Copy out all of the material exactly.

-------- Records supplied

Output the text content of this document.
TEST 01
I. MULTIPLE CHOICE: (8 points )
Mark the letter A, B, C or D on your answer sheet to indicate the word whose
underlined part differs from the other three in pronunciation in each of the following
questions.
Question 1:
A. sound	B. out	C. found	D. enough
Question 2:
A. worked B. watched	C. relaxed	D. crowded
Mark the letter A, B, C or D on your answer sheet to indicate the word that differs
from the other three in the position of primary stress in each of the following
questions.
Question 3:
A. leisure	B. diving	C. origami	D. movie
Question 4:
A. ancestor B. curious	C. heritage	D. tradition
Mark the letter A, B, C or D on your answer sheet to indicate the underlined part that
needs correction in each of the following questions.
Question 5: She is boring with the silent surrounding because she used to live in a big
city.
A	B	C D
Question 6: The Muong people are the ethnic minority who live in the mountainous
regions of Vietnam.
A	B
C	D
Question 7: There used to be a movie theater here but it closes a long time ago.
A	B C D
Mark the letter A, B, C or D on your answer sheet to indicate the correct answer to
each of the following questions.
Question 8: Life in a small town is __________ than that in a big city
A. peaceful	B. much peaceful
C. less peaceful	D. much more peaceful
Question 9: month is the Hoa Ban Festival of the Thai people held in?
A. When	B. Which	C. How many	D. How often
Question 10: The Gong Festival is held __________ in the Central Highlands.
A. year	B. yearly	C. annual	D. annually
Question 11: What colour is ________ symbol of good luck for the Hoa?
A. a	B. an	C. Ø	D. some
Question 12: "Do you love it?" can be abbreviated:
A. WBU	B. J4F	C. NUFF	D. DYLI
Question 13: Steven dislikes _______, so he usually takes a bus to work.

----------------

- _Exercise solution_:
Output the text content of this document.
TEST 01
I. MULTIPLE CHOICE: (8 points )
Mark the letter A, B, C or D on your answer sheet to indicate the word whose
underlined part differs from the other three in pronunciation in each of the following
questions.
Question 1:
A. sound	B. out	C. found	D. enough
Question 2:
A. worked B. watched	C. relaxed	D. crowded
Mark the letter A, B, C or D on your answer sheet to indicate the word that differs
from the other three in the position of primary stress in each of the following
questions.
Question 3:
A. leisure	B. diving	C. origami	D. movie
Question 4:
A. ancestor B. curious	C. heritage	D. tradition
Mark the letter A, B, C or D on your answer sheet to indicate the underlined part that
needs correction in each of the following questions.
Question 5: She is boring with the silent surrounding because she used to live in a big
city.
A	B	C D
Question 6: The Muong people are the ethnic minority who live in the mountainous
regions of Vietnam.
A	B
C	D
Question 7: There used to be a movie theater here but it closes a long time ago.
A	B C D
Mark the letter A, B, C or D on your answer sheet to indicate the correct answer to
each of the following questions.
Question 8: Life in a small town is __________ than that in a big city
A. peaceful	B. much peaceful
C. less peaceful	D. much more peaceful
Question 9: month is the Hoa Ban Festival of the Thai people held in?
A. When	B. Which	C. How many	D. How often
Question 10: The Gong Festival is held __________ in the Central Highlands.
A. year	B. yearly	C. annual	D. annually
Question 11: What colour is ________ symbol of good luck for the Hoa?
A. a	B. an	C. Ø	D. some
Question 12: "Do you love it?" can be abbreviated:
A. WBU	B. J4F	C. NUFF	D. DYLI
Question 13: Steven dislikes _______, so he usually takes a bus to work.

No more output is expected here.